- [Given problem] Scan the following material for the string "Kļūmes" and copy each line in which it appears.

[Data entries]
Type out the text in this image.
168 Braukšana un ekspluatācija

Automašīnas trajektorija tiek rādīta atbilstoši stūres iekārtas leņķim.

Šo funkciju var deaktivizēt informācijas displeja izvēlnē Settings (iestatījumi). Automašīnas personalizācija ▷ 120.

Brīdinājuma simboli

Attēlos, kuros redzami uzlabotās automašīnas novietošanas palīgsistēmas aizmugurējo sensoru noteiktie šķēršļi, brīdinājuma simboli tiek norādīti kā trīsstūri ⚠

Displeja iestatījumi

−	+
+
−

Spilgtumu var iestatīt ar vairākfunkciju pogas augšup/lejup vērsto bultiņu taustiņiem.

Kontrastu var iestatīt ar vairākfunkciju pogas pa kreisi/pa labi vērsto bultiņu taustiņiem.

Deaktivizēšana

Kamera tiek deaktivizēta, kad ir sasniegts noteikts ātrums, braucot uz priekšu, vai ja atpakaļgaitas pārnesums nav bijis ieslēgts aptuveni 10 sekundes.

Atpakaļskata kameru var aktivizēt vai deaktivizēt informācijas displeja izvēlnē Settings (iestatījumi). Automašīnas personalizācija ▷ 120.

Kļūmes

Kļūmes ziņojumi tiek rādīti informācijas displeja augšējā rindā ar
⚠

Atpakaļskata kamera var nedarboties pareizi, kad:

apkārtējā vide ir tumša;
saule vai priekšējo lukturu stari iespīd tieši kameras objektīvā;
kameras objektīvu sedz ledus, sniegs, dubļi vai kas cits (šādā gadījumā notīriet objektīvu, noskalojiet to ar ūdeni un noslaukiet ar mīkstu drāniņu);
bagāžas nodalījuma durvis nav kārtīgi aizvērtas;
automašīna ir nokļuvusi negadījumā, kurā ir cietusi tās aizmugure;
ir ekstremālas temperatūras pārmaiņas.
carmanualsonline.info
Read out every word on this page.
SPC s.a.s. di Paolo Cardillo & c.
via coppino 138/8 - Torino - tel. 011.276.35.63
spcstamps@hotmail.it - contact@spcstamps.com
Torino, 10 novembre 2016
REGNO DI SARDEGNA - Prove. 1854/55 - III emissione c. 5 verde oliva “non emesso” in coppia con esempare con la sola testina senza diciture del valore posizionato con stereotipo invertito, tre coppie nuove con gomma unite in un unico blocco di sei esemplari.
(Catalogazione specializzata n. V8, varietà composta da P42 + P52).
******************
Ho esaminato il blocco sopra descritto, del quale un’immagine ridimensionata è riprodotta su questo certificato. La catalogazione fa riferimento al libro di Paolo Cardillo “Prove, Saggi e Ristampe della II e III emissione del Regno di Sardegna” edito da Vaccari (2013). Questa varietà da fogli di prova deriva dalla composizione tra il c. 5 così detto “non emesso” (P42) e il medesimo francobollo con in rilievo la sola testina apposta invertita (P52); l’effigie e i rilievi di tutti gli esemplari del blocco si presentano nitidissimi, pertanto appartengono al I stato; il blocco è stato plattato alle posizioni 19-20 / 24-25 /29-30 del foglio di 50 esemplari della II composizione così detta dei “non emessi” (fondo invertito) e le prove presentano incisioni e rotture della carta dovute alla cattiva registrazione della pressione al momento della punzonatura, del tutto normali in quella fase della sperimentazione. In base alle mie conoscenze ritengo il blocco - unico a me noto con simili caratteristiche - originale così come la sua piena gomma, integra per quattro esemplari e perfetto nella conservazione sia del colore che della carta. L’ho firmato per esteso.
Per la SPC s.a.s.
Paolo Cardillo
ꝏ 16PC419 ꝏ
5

- [Response for this exercise]
Kļūmes
Kļūmes ziņojumi tiek rādīti informācijas displeja augšējā rindā ar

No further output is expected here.